Stored data
========

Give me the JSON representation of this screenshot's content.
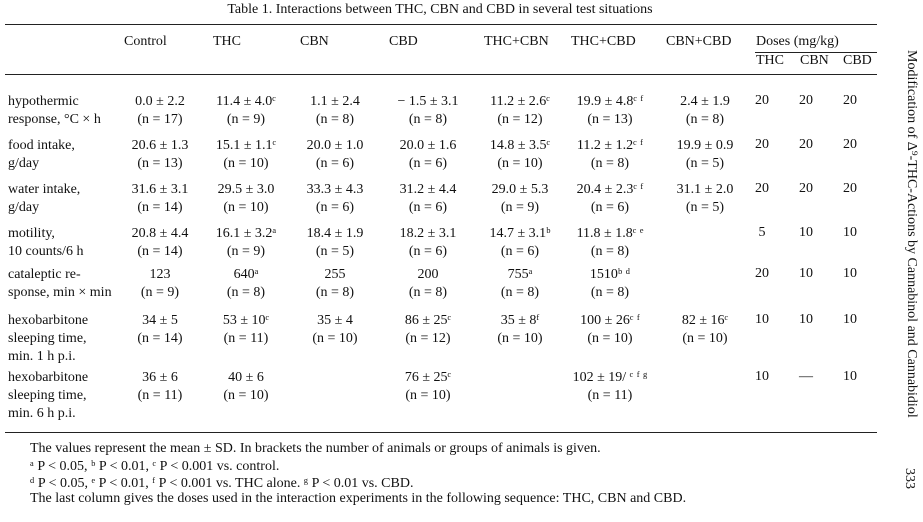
{
  "table": {
    "caption": "Table 1. Interactions between THC, CBN and CBD in several test situations",
    "columns": [
      "Control",
      "THC",
      "CBN",
      "CBD",
      "THC+CBN",
      "THC+CBD",
      "CBN+CBD"
    ],
    "doses_header": "Doses (mg/kg)",
    "dose_columns": [
      "THC",
      "CBN",
      "CBD"
    ],
    "rows": [
      {
        "label": "hypothermic\nresponse, °C × h",
        "cells": [
          [
            "0.0 ± 2.2",
            "(n = 17)"
          ],
          [
            "11.4 ± 4.0ᶜ",
            "(n = 9)"
          ],
          [
            "1.1 ± 2.4",
            "(n = 8)"
          ],
          [
            "− 1.5 ± 3.1",
            "(n = 8)"
          ],
          [
            "11.2 ± 2.6ᶜ",
            "(n = 12)"
          ],
          [
            "19.9 ± 4.8ᶜ ᶠ",
            "(n = 13)"
          ],
          [
            "2.4 ± 1.9",
            "(n = 8)"
          ]
        ],
        "doses": [
          "20",
          "20",
          "20"
        ]
      },
      {
        "label": "food intake,\ng/day",
        "cells": [
          [
            "20.6 ± 1.3",
            "(n = 13)"
          ],
          [
            "15.1 ± 1.1ᶜ",
            "(n = 10)"
          ],
          [
            "20.0 ± 1.0",
            "(n = 6)"
          ],
          [
            "20.0 ± 1.6",
            "(n = 6)"
          ],
          [
            "14.8 ± 3.5ᶜ",
            "(n = 10)"
          ],
          [
            "11.2 ± 1.2ᶜ ᶠ",
            "(n = 8)"
          ],
          [
            "19.9 ± 0.9",
            "(n = 5)"
          ]
        ],
        "doses": [
          "20",
          "20",
          "20"
        ]
      },
      {
        "label": "water intake,\ng/day",
        "cells": [
          [
            "31.6 ± 3.1",
            "(n = 14)"
          ],
          [
            "29.5 ± 3.0",
            "(n = 10)"
          ],
          [
            "33.3 ± 4.3",
            "(n = 6)"
          ],
          [
            "31.2 ± 4.4",
            "(n = 6)"
          ],
          [
            "29.0 ± 5.3",
            "(n = 9)"
          ],
          [
            "20.4 ± 2.3ᶜ ᶠ",
            "(n = 6)"
          ],
          [
            "31.1 ± 2.0",
            "(n = 5)"
          ]
        ],
        "doses": [
          "20",
          "20",
          "20"
        ]
      },
      {
        "label": "motility,\n10 counts/6 h",
        "cells": [
          [
            "20.8 ± 4.4",
            "(n = 14)"
          ],
          [
            "16.1 ± 3.2ᵃ",
            "(n = 9)"
          ],
          [
            "18.4 ± 1.9",
            "(n = 5)"
          ],
          [
            "18.2 ± 3.1",
            "(n = 6)"
          ],
          [
            "14.7 ± 3.1ᵇ",
            "(n = 6)"
          ],
          [
            "11.8 ± 1.8ᶜ ᵉ",
            "(n = 8)"
          ],
          [
            "",
            ""
          ]
        ],
        "doses": [
          "5",
          "10",
          "10"
        ]
      },
      {
        "label": "cataleptic re-\nsponse, min × min",
        "cells": [
          [
            "123",
            "(n = 9)"
          ],
          [
            "640ᵃ",
            "(n = 8)"
          ],
          [
            "255",
            "(n = 8)"
          ],
          [
            "200",
            "(n = 8)"
          ],
          [
            "755ᵃ",
            "(n = 8)"
          ],
          [
            "1510ᵇ ᵈ",
            "(n = 8)"
          ],
          [
            "",
            ""
          ]
        ],
        "doses": [
          "20",
          "10",
          "10"
        ]
      },
      {
        "label": "hexobarbitone\nsleeping time,\nmin. 1 h p.i.",
        "cells": [
          [
            "34 ± 5",
            "(n = 14)"
          ],
          [
            "53 ± 10ᶜ",
            "(n = 11)"
          ],
          [
            "35 ± 4",
            "(n = 10)"
          ],
          [
            "86 ± 25ᶜ",
            "(n = 12)"
          ],
          [
            "35 ± 8ᶠ",
            "(n = 10)"
          ],
          [
            "100 ± 26ᶜ ᶠ",
            "(n = 10)"
          ],
          [
            "82 ± 16ᶜ",
            "(n = 10)"
          ]
        ],
        "doses": [
          "10",
          "10",
          "10"
        ]
      },
      {
        "label": "hexobarbitone\nsleeping time,\nmin. 6 h p.i.",
        "cells": [
          [
            "36 ± 6",
            "(n = 11)"
          ],
          [
            "40 ± 6",
            "(n = 10)"
          ],
          [
            "",
            ""
          ],
          [
            "76 ± 25ᶜ",
            "(n = 10)"
          ],
          [
            "",
            ""
          ],
          [
            "102 ± 19/ ᶜ ᶠ ᵍ",
            "(n = 11)"
          ],
          [
            "",
            ""
          ]
        ],
        "doses": [
          "10",
          "—",
          "10"
        ]
      }
    ]
  },
  "footnotes": [
    "The values represent the mean ± SD. In brackets the number of animals or groups of animals is given.",
    "ᵃ P < 0.05, ᵇ P < 0.01, ᶜ P < 0.001 vs. control.",
    "ᵈ P < 0.05, ᵉ P < 0.01, ᶠ P < 0.001 vs. THC alone. ᵍ P < 0.01 vs. CBD.",
    "The last column gives the doses used in the interaction experiments in the following sequence: THC, CBN and CBD."
  ],
  "running_head": "Modification of Δ⁹-THC-Actions by Cannabinol and Cannabidiol",
  "page_number": "333"
}
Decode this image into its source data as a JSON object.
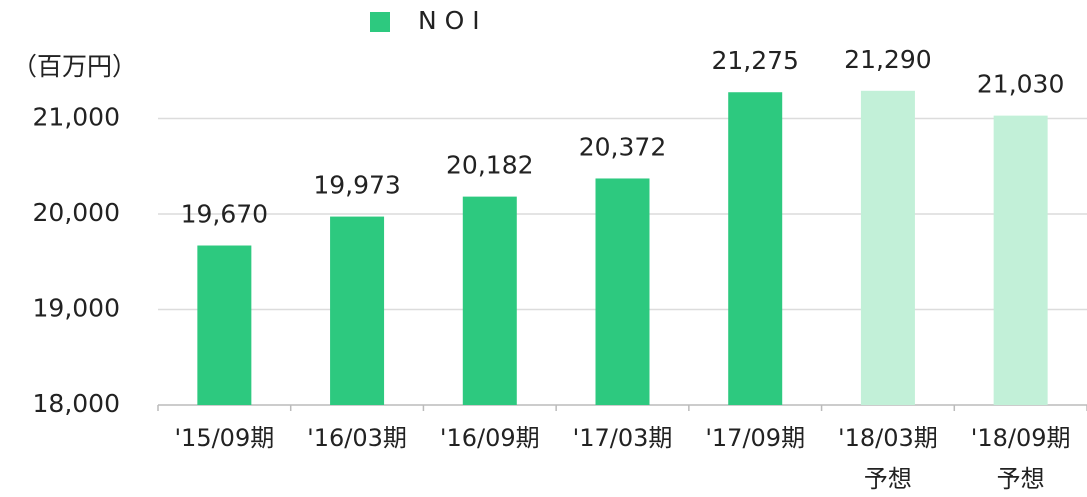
{
  "chart_data": {
    "type": "bar",
    "unit_label": "（百万円）",
    "legend": "N O I",
    "legend_color": "#2dc97f",
    "categories": [
      "'15/09期",
      "'16/03期",
      "'16/09期",
      "'17/03期",
      "'17/09期",
      "'18/03期\n予想",
      "'18/09期\n予想"
    ],
    "values": [
      19670,
      19973,
      20182,
      20372,
      21275,
      21290,
      21030
    ],
    "value_labels": [
      "19,670",
      "19,973",
      "20,182",
      "20,372",
      "21,275",
      "21,290",
      "21,030"
    ],
    "colors": [
      "#2dc97f",
      "#2dc97f",
      "#2dc97f",
      "#2dc97f",
      "#2dc97f",
      "#c2f0d8",
      "#c2f0d8"
    ],
    "ylim": [
      18000,
      22000
    ],
    "yticks": [
      {
        "value": 18000,
        "label": "18,000"
      },
      {
        "value": 19000,
        "label": "19,000"
      },
      {
        "value": 20000,
        "label": "20,000"
      },
      {
        "value": 21000,
        "label": "21,000"
      }
    ],
    "grid": true
  }
}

========

Problem description
Take the line that contains "Decode this image" as the first and the last line of the records as the end, and please quote those lines exactly, pictures omitted.

Written reply
Decode this image into its source data as a JSON object.
{
  "chart_data": {
    "type": "bar",
    "unit_label": "（百万円）",
    "legend": "N O I",
    "legend_color": "#2dc97f",
    "categories": [
      "'15/09期",
      "'16/03期",
      "'16/09期",
      "'17/03期",
      "'17/09期",
      "'18/03期\n予想",
      "'18/09期\n予想"
    ],
    "values": [
      19670,
      19973,
      20182,
      20372,
      21275,
      21290,
      21030
    ],
    "value_labels": [
      "19,670",
      "19,973",
      "20,182",
      "20,372",
      "21,275",
      "21,290",
      "21,030"
    ],
    "colors": [
      "#2dc97f",
      "#2dc97f",
      "#2dc97f",
      "#2dc97f",
      "#2dc97f",
      "#c2f0d8",
      "#c2f0d8"
    ],
    "ylim": [
      18000,
      22000
    ],
    "yticks": [
      {
        "value": 18000,
        "label": "18,000"
      },
      {
        "value": 19000,
        "label": "19,000"
      },
      {
        "value": 20000,
        "label": "20,000"
      },
      {
        "value": 21000,
        "label": "21,000"
      }
    ],
    "grid": true
  }
}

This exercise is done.